======== Stored data

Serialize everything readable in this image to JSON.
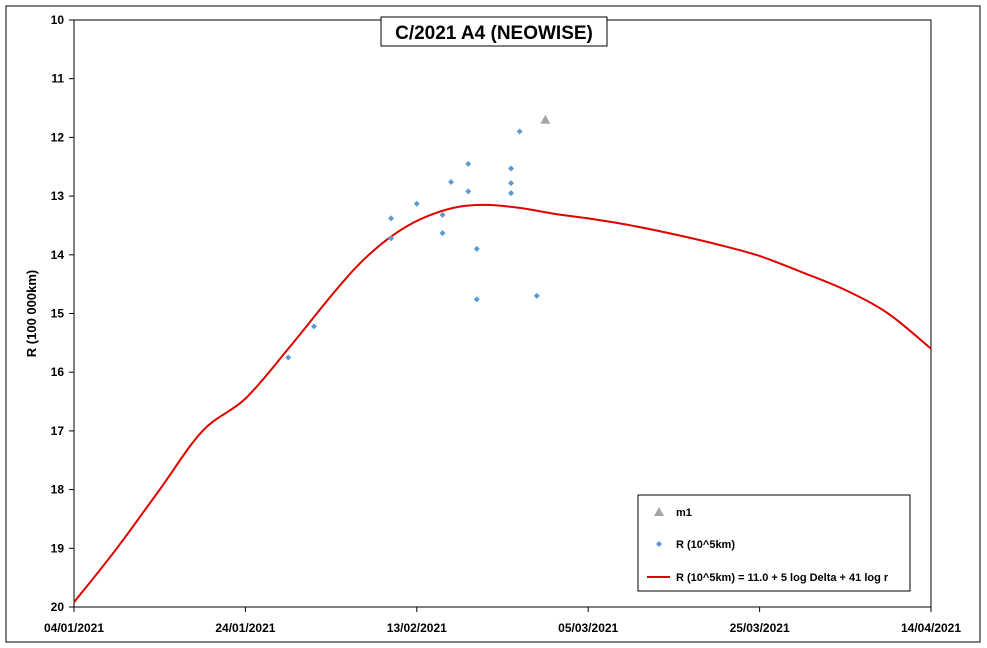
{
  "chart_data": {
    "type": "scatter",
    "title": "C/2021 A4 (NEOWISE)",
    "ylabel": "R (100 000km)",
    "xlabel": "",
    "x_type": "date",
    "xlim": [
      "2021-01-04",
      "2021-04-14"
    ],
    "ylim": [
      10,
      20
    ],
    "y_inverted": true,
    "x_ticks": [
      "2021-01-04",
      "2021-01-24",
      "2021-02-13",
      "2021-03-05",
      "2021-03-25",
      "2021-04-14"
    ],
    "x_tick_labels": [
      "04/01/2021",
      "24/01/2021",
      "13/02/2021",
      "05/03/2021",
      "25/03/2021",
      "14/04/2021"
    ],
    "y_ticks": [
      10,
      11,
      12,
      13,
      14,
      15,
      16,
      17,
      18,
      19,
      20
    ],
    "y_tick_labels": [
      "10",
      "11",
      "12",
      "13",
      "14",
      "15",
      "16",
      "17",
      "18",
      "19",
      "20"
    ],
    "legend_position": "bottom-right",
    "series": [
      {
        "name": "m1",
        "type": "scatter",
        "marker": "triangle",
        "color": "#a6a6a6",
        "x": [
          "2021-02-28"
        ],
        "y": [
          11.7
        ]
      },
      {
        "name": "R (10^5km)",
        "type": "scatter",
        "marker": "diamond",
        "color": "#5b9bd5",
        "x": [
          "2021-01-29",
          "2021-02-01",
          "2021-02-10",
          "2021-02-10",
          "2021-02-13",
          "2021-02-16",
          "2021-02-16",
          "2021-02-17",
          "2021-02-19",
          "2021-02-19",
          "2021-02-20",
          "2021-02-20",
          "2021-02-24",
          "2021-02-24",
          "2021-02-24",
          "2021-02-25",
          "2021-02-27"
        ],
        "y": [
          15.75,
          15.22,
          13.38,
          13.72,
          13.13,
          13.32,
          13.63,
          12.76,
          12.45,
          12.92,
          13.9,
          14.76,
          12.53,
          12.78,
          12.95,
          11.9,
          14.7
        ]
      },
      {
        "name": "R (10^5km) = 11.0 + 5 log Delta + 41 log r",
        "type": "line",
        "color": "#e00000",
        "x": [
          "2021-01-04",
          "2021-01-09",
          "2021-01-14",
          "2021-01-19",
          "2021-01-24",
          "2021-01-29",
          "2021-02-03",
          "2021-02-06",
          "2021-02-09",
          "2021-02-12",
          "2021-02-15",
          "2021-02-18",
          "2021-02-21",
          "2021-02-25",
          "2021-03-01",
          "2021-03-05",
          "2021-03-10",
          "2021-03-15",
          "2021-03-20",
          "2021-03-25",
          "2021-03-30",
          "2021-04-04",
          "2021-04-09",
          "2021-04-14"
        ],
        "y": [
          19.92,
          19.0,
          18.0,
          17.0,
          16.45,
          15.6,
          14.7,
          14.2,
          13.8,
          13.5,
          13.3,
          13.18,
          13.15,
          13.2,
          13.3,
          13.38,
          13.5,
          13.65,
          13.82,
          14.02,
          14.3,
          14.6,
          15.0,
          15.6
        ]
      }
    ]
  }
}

================
======== Stored data

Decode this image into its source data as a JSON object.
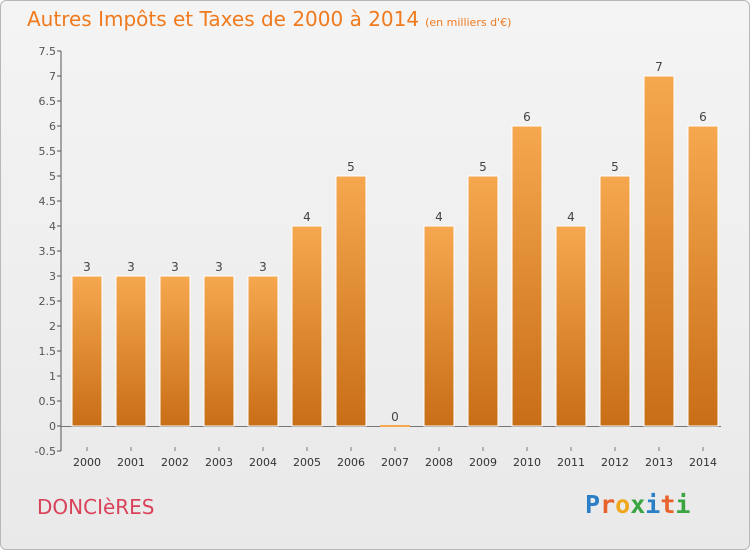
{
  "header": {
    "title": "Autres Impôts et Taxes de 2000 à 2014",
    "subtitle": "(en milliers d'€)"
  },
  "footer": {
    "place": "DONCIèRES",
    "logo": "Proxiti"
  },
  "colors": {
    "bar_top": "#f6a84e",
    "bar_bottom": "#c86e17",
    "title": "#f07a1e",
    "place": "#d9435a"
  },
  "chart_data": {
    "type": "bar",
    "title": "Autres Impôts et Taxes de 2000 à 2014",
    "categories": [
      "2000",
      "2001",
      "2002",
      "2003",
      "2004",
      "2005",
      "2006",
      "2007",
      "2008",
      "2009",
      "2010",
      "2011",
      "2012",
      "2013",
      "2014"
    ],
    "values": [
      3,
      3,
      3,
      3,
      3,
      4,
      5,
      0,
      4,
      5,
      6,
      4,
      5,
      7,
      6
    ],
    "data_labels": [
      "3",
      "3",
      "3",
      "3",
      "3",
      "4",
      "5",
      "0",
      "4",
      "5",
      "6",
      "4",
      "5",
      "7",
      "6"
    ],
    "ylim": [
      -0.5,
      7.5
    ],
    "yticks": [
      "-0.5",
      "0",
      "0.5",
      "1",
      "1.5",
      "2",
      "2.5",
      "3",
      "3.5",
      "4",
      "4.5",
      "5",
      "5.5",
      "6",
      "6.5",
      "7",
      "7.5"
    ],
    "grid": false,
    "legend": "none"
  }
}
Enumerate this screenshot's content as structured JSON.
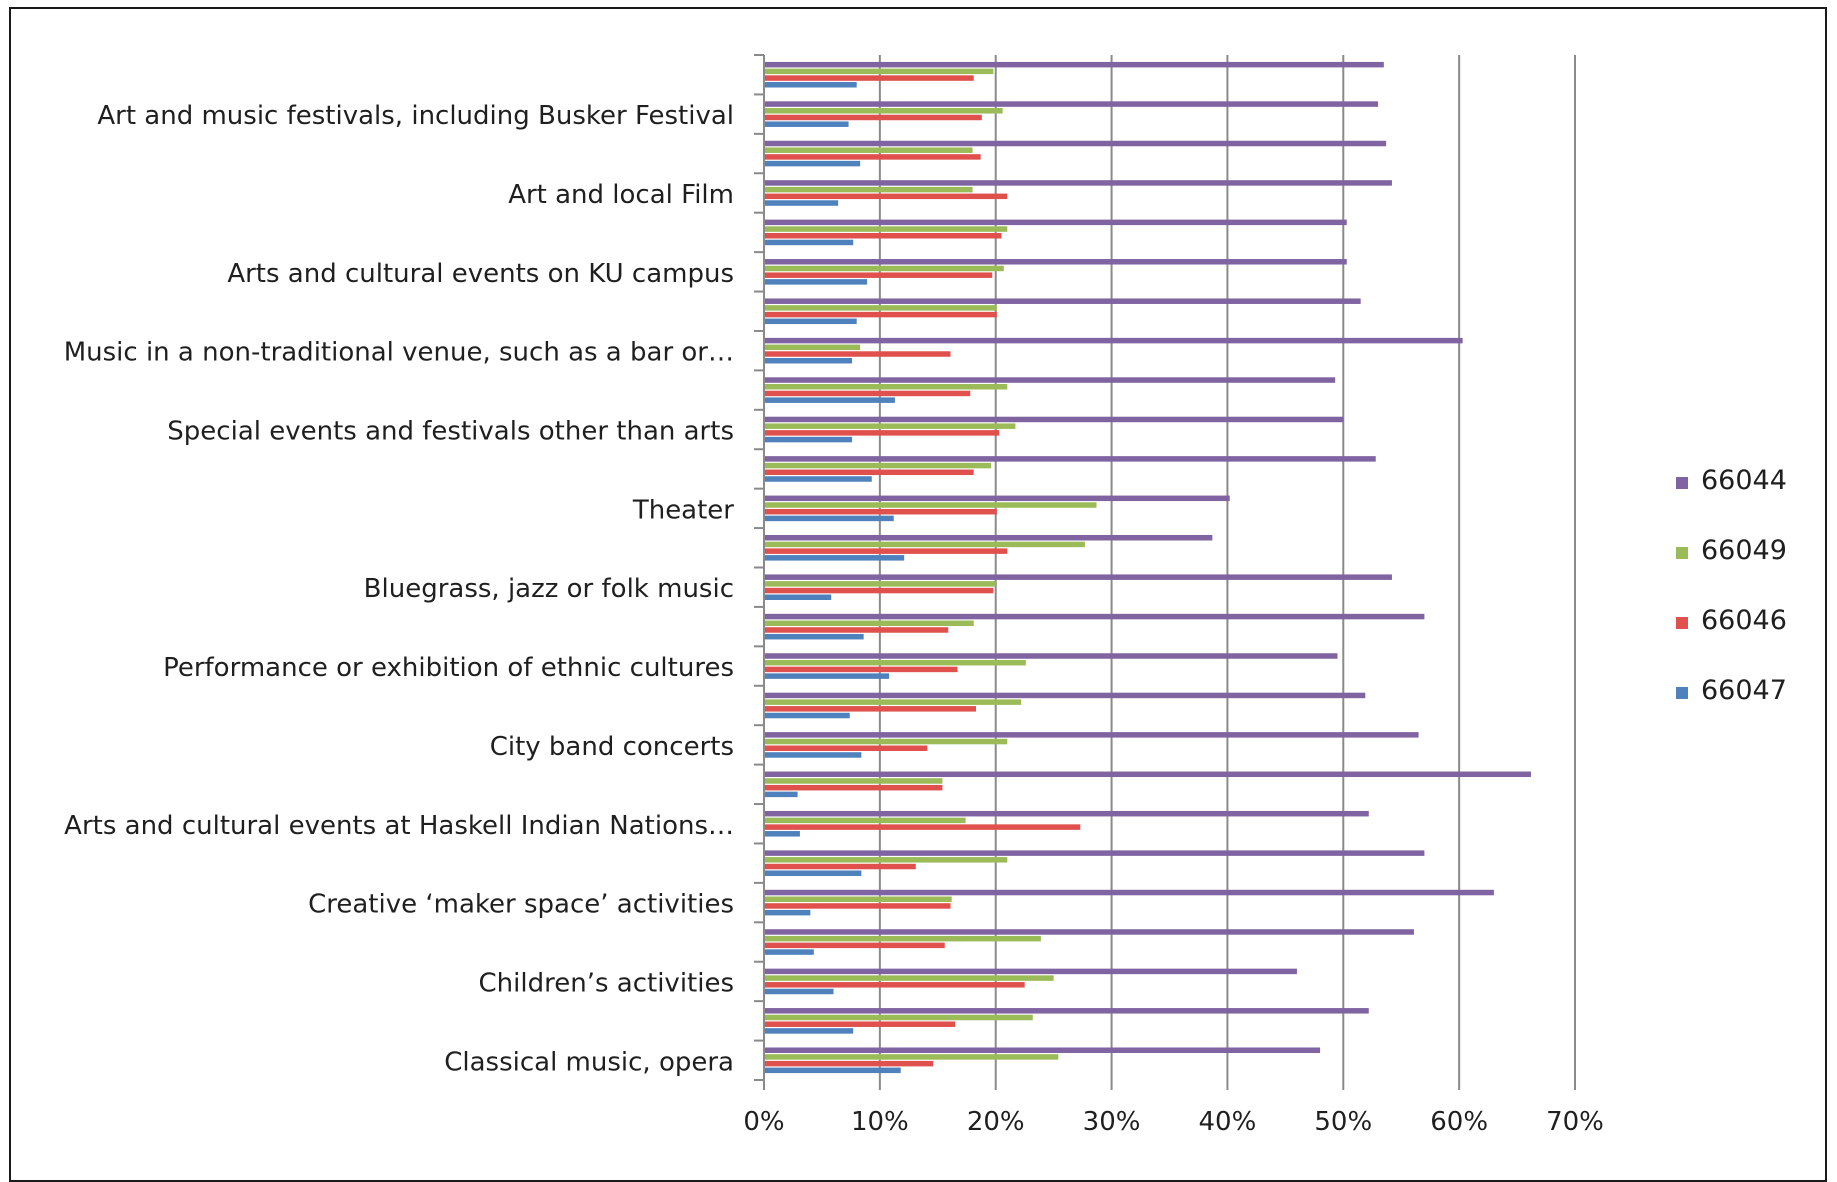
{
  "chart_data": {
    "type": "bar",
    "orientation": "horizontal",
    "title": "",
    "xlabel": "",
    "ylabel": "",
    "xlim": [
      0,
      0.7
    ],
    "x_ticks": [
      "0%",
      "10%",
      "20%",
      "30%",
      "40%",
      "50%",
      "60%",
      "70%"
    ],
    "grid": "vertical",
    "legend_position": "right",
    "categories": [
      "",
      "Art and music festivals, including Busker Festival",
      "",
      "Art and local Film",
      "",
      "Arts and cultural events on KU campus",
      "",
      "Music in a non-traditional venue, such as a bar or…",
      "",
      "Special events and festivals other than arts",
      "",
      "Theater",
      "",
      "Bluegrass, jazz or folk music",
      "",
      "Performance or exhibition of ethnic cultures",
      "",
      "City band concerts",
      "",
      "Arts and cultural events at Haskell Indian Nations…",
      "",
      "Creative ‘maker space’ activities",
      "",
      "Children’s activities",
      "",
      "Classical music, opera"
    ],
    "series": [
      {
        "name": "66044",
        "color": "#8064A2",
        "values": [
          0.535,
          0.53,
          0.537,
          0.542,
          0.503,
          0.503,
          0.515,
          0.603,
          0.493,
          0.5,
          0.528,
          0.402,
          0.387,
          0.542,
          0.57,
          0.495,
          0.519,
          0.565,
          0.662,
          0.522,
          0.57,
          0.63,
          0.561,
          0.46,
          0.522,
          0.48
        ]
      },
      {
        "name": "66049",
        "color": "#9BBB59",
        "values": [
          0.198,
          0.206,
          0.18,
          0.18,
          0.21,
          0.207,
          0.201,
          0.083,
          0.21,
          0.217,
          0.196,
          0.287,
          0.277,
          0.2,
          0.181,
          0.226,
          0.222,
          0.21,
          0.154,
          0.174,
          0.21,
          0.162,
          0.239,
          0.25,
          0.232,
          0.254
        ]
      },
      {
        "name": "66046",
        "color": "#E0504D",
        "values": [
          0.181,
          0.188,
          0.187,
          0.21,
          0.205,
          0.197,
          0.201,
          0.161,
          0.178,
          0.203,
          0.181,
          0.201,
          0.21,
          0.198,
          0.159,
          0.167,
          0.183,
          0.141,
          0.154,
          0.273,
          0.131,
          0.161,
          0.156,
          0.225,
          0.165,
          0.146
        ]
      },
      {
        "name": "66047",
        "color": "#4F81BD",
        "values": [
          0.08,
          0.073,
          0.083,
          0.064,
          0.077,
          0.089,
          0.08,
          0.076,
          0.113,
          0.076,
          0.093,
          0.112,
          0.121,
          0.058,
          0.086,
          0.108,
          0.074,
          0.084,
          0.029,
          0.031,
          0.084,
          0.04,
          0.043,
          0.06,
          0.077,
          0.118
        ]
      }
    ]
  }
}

================

Description of the task
Copy every line above that includes the string "festivals".

Exercise response
      "Art and music festivals, including Busker Festival",
      "Special events and festivals other than arts",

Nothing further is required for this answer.